AIM:
Please give the count of lines holding the string "chiens" and nothing besides.
---*---
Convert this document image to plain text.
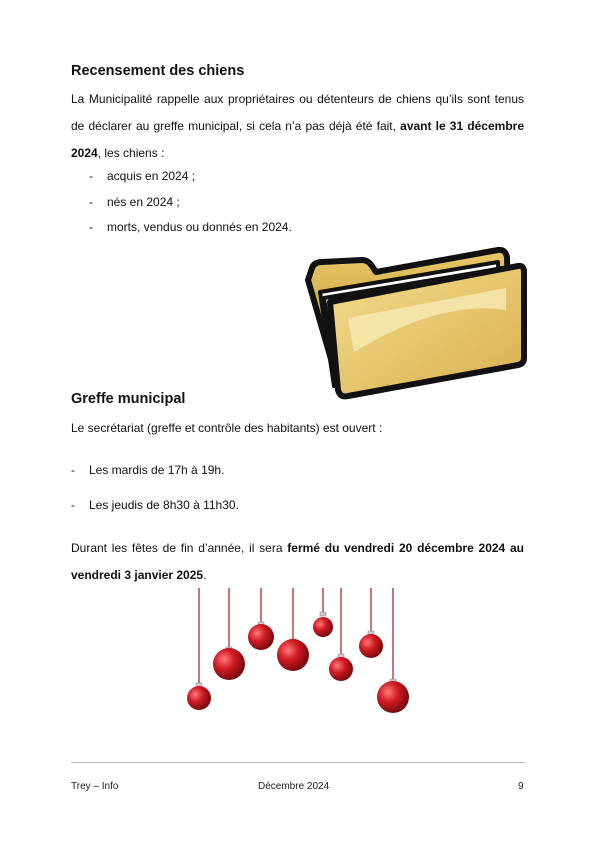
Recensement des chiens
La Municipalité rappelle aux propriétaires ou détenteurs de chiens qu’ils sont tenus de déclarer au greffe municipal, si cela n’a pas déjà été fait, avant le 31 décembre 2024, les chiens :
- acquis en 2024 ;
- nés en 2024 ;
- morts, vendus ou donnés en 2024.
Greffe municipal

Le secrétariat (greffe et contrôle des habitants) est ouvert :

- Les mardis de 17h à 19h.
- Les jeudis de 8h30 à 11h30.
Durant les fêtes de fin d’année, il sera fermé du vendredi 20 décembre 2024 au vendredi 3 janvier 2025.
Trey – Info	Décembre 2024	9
---*---
SOLUTION TO THIS PROBLEM:
2